- _Selected excerpt_:
----------------
BrownMath.com → Calculus → Optimization
Updated 7 Aug 2022

# Optimization

Copyright © 2003–2022 by Stan Brown, BrownMath.com

Summary: One of the main applications of the derivative is optimization problems — finding the value of one quantity that will make another quantity reach its largest or smallest value, as required. Here’s an overview of the solution techniques for problems with one independent variable.

## Steps to Optimization

1. Write the primary equation, the formula for the quantity to be optimized. The quantity to be optimized is the dependent variable, and the other variables are independent variables. Write down whether the dependent variable is to be maximized or minimized.
2. Before you can proceed, the primary equation must contain only one independent variable and the dependent variable. If you have extra variables, as usually you do, you must construct one or more secondary equations that involve the independent variables in the primary equation. (Usually a problem constraint will lead to a secondary equation.) Substitute the secondary equations in the primary equation to eliminate the extra variables.

It doesn’t matter which variable you eliminate, so go for the one that’s the least work.
----------------
- _Supplied data_:
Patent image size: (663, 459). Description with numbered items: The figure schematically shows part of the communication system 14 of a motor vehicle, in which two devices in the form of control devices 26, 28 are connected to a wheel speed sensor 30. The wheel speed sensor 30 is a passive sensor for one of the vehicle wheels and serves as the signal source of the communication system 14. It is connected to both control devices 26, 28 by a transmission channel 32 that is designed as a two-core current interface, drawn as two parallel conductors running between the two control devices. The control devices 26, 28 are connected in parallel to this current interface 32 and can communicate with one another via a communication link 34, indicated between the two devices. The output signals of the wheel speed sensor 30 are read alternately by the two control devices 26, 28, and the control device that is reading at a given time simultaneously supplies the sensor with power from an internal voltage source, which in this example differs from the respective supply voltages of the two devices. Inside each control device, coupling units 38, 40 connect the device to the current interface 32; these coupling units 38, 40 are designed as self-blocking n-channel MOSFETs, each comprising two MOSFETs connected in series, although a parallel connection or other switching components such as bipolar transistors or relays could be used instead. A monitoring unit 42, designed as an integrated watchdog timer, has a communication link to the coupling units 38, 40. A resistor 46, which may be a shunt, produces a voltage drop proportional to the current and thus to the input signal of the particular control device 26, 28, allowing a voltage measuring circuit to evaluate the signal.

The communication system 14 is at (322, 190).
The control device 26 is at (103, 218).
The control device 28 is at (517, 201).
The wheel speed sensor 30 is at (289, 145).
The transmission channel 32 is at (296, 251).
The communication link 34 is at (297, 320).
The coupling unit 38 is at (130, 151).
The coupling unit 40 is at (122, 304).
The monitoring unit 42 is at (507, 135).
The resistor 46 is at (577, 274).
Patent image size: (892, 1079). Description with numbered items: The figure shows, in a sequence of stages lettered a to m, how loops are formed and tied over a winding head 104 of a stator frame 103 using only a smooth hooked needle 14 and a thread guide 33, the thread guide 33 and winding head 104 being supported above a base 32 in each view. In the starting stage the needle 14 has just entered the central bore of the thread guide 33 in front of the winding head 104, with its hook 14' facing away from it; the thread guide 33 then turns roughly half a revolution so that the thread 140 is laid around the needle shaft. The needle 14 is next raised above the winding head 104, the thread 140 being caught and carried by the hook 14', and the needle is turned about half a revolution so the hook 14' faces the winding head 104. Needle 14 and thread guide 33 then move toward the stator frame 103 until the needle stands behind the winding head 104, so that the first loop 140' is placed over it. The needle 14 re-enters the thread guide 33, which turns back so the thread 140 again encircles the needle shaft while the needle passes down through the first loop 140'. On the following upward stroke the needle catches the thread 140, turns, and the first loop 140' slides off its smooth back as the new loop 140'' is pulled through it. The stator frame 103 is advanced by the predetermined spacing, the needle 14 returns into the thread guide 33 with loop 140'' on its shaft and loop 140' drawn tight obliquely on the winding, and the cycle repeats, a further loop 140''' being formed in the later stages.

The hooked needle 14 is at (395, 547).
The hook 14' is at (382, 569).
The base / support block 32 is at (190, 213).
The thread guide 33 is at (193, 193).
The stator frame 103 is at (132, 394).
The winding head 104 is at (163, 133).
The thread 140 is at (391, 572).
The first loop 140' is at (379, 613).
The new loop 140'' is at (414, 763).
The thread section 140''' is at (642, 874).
----------------
- _Required work_:
1. Answer these from the optimization overview:
(a) According to the summary, what is one of the main applications of the derivative?
(b) In step 1, what is the quantity to be optimized called?
(c) According to step 2, what usually leads to a secondary equation?
2. Extend the optimization overview past its last sentence, keeping its step-by-step style.

- _Answers by task_:
1.
(a) Optimization problems
(b) The dependent variable
(c) A problem constraint

2.
In first-year calculus problems, you should always be able to eliminate all the independent variables but one. If you go on to multivariate calculus, you will also be given problems with more than one independent variable, and no necessary relationship between those variables. The solution will still use derivatives, but it will be more complicated.

3. Write down the feasible domain, the values of the remaining independent variable that make sense in the problem. Usually this information will come from the problem or your common-sense knowledge (such as no negative areas).
4. Find the desired maximum or minimum. (See summary below.)
5. Write the answer to the problem. Make sure you have answered the actual question!

## Example: Soda Can

A standard US can of soda (or pop, depending on where you live) holds 12 fluid ounces or 355 ml. Find the dimensions of a cylindrical can that will use the least amount of aluminum.

Solution: The dependent variable is the amount of aluminum. Essentially, you must minimize the surface area of the cylinder.

Step 1: Write the primary equation: the surface area is the area of the two ends (each πr²) plus the area of the side or lateral area.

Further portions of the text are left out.